**PROVIDED DATA:**

- - - - -

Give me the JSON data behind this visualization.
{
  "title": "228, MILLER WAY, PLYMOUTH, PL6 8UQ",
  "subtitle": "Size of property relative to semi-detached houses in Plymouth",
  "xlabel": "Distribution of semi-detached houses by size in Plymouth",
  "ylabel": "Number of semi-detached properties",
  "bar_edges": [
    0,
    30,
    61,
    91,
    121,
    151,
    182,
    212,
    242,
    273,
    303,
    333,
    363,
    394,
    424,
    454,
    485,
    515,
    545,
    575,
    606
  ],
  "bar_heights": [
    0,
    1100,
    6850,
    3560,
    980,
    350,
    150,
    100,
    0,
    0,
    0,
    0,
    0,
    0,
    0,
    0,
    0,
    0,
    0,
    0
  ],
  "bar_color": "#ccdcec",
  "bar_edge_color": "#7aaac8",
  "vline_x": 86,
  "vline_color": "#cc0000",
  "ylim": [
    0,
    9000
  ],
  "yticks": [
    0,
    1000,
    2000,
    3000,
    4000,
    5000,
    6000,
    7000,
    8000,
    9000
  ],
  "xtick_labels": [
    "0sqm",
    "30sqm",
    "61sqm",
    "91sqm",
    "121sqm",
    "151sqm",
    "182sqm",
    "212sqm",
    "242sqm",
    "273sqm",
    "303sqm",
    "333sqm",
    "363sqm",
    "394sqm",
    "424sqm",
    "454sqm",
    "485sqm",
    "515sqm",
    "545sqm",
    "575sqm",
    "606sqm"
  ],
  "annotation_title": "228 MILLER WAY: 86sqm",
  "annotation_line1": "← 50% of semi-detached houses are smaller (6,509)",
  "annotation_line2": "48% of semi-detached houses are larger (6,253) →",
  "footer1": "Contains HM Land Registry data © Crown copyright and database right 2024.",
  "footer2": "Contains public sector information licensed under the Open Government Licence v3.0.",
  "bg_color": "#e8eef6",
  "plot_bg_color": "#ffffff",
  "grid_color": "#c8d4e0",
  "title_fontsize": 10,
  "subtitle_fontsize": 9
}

- - - - -

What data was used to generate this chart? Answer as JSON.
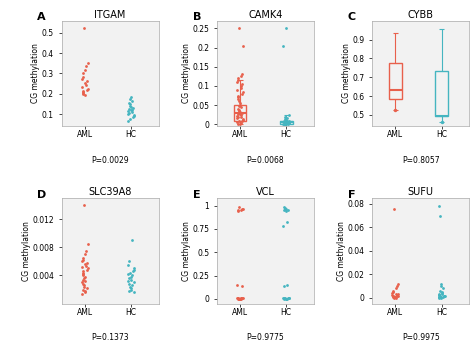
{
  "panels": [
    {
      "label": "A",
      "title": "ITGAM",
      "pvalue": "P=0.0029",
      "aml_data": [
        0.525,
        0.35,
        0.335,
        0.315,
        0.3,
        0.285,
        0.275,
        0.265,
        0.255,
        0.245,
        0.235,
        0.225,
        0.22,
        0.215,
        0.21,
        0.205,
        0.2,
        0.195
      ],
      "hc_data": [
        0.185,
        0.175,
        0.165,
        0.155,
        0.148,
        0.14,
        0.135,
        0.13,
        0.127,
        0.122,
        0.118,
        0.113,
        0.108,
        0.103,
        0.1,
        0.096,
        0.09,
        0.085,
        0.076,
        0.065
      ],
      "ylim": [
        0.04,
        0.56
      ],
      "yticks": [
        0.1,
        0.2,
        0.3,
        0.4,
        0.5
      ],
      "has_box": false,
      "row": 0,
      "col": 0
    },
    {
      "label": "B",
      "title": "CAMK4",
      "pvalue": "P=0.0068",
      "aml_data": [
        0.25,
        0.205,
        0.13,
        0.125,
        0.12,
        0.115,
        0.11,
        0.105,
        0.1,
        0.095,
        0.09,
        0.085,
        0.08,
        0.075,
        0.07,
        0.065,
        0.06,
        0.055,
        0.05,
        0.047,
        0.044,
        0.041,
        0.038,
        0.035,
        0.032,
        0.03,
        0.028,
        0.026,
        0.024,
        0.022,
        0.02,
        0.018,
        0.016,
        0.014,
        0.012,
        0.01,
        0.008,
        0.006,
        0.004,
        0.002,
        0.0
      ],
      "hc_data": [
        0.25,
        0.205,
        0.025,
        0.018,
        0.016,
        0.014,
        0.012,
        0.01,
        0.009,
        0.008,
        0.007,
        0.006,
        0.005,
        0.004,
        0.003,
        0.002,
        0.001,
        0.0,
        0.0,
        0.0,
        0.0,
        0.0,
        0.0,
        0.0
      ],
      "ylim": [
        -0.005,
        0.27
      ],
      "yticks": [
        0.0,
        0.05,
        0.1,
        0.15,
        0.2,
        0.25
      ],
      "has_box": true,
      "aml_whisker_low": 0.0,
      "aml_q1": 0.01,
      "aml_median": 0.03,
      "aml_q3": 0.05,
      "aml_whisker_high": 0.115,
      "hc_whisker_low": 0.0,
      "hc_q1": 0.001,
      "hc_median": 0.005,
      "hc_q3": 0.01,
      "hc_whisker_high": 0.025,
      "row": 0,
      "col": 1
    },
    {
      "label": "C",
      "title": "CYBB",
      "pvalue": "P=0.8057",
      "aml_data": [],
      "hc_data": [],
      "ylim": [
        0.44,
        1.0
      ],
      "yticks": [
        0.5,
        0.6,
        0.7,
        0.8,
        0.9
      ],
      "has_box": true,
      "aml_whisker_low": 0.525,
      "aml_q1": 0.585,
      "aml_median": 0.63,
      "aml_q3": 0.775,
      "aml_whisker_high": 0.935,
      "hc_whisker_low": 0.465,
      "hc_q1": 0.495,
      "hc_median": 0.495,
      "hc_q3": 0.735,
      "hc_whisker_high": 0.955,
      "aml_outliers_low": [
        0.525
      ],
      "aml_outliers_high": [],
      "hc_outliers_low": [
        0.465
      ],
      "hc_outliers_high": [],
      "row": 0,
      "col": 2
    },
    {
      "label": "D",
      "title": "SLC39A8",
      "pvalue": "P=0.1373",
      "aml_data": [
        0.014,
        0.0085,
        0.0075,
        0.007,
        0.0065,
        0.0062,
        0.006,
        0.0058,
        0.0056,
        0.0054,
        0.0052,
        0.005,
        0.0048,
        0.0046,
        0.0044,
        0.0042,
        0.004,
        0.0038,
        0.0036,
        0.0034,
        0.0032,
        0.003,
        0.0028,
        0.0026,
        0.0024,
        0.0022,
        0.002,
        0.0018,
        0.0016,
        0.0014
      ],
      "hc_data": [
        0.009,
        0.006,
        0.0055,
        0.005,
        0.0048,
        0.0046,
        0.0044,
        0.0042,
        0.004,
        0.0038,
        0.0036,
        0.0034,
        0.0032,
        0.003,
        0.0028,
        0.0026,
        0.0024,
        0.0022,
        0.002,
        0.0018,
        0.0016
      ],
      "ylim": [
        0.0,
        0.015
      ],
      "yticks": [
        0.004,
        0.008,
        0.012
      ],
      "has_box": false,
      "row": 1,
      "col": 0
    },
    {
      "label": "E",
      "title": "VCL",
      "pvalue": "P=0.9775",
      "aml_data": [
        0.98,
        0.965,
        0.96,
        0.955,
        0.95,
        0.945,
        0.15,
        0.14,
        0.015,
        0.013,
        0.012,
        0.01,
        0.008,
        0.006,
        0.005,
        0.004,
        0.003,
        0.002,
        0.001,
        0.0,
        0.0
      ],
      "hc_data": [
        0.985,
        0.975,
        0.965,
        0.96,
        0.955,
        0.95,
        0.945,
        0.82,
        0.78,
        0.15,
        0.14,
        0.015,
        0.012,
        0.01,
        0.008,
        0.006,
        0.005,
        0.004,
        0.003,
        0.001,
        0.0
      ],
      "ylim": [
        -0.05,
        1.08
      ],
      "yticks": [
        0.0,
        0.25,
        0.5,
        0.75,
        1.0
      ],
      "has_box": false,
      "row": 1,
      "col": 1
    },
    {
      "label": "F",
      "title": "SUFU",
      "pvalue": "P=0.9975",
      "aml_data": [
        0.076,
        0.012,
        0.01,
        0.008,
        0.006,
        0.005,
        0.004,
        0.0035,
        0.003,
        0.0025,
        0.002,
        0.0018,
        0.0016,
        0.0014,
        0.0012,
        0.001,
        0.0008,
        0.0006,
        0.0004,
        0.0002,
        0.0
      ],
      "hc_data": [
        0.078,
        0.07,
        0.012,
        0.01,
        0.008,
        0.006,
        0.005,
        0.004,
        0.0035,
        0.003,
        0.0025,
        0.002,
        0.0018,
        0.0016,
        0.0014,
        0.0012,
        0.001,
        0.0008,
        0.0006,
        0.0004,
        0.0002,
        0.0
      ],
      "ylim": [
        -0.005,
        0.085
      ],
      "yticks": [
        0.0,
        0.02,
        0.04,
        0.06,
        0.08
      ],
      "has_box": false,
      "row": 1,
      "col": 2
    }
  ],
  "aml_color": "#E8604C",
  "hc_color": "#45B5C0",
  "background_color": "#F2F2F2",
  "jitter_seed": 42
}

- - - - -

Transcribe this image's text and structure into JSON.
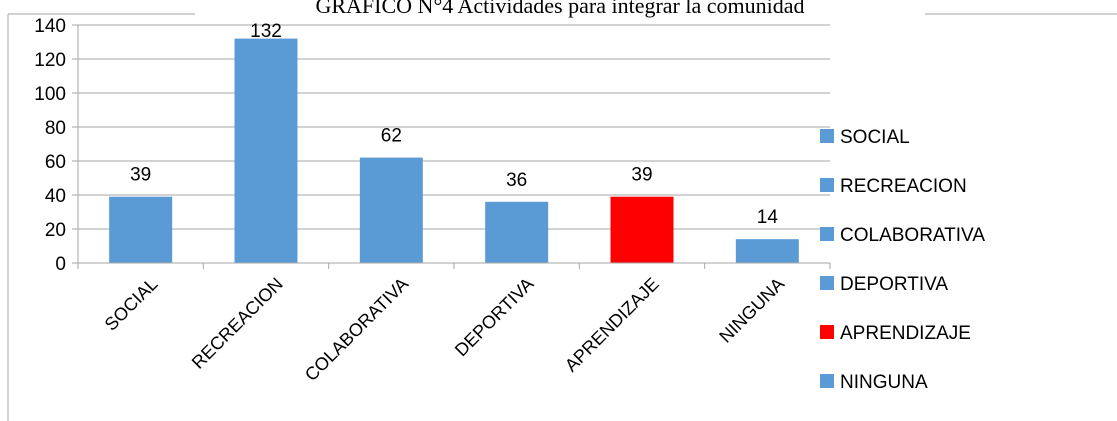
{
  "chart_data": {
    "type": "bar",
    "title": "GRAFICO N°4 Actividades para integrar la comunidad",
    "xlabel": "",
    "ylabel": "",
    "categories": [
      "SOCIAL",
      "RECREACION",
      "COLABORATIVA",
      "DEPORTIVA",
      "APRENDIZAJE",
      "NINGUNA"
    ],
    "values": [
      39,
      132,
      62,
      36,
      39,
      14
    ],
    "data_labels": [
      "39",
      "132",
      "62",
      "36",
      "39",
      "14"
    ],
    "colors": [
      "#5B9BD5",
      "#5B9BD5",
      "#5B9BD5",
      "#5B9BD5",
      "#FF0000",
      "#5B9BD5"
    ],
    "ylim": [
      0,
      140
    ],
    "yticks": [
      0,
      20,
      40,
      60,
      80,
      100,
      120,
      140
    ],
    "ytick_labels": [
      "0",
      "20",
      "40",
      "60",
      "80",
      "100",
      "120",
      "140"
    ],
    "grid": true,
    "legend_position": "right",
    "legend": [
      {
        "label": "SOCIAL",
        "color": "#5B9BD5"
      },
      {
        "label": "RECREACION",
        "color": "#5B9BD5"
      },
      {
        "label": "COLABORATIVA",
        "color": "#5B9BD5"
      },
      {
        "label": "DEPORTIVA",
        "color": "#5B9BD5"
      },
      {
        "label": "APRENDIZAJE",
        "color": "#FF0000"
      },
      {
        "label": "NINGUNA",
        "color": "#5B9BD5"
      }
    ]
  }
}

- - - - -

**TASK TO COMPLETE:**
Identify the lines in the entries that hold "Contains" and return each one.

**SOLUTION TO THE EXERCISE:**
  "footer1": "Contains HM Land Registry data © Crown copyright and database right 2024.",
  "footer2": "Contains public sector information licensed under the Open Government Licence v3.0.",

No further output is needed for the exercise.